*Reading passage*:
START

I talked to my parents on the phone this morning and my mother had just returned from the grocery store where she had purchased a turkey for Thanksgiving. She is such a pro, she calls them ‘birds’. She usually roasts three birds, so why she came home with only one was a mystery to me. Evidently, the grocery store is running a turkey promotion limited to one turkey per customer per day. She will be going back tomorrow and the day after for two more birds. I said that was a lot of gas and time and trouble to save ten cents a pound.
I could hear her shrug over the phone. “What else do I have to do?” she joked.
This is funny because she has a lot to do. Next week she and my dad will host nearly sixty people for Thanksgiving dinner. They rent chairs, move furniture, set up tables in every room, unpack spare silverware and china from storage, iron napkins and tablecloths, wash crystal, and of course, clean like banshees.

END

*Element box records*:
START

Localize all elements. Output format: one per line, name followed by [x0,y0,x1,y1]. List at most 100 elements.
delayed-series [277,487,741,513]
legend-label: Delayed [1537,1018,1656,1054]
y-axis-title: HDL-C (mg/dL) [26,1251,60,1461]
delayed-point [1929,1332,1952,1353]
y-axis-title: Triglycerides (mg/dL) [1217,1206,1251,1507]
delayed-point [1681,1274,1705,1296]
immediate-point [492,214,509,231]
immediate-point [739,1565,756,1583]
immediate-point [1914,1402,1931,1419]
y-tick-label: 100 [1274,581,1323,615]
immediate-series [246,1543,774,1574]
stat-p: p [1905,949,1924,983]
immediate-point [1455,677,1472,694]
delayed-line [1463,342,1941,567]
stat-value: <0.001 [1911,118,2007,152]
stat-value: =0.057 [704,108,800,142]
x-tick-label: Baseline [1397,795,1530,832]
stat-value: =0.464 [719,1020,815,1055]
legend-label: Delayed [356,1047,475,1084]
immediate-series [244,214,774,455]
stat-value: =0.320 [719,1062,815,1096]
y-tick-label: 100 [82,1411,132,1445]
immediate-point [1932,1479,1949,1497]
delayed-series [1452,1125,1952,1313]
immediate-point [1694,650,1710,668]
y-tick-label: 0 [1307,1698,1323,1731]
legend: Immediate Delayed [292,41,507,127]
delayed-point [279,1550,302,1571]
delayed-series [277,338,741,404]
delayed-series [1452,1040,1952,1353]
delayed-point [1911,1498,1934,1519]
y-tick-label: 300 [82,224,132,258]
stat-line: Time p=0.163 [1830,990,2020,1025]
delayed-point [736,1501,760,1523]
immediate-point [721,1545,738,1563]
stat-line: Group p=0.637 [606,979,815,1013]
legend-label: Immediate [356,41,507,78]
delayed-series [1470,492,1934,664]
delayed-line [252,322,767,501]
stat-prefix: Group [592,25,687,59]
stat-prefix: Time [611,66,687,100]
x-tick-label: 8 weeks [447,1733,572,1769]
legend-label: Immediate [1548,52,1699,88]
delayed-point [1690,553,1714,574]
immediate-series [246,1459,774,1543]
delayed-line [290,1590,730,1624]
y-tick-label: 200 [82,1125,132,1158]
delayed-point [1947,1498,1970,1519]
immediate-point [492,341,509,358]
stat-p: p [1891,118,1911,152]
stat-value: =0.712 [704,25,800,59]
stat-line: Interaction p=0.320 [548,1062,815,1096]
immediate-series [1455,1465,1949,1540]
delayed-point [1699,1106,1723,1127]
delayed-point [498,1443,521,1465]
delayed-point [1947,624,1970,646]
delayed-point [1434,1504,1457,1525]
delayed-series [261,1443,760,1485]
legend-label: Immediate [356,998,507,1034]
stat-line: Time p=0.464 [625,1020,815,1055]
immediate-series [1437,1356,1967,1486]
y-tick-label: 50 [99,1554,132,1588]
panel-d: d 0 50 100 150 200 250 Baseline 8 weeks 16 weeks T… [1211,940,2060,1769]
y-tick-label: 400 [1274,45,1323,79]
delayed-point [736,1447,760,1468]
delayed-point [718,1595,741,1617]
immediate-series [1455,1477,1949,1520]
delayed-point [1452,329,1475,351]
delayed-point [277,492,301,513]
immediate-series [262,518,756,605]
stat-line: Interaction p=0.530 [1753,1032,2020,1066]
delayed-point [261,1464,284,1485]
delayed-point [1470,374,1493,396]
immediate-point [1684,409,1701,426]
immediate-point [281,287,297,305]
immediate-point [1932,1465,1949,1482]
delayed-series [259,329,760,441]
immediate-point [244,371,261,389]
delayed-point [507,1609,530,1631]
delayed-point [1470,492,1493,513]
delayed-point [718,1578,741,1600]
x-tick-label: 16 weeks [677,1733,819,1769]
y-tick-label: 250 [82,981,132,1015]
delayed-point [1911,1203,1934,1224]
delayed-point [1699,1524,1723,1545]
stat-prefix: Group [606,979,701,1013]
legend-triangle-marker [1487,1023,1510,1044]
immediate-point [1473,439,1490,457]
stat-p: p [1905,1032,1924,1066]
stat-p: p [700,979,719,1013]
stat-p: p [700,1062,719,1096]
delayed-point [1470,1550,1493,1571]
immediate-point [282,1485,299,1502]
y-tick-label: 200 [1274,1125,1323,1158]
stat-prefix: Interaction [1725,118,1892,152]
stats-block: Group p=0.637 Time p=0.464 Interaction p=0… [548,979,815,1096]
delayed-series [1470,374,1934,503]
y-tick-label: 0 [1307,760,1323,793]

END

*Aim of the exercise*:
Decide whether each statement agrees with the Thanksgiving passage above, answering yes or no and quoting the words that settle it. 1. The mother usually roasts three turkeys. 2. The grocery store lets each customer buy two turkeys per day. 3. The parents will host nearly sixty people for Thanksgiving dinner.

*Solution to this exercise*:
1. Yes: "She usually roasts three birds"
2. No: "limited to one turkey per customer per day"
3. Yes: "she and my dad will host nearly sixty people for Thanksgiving dinner"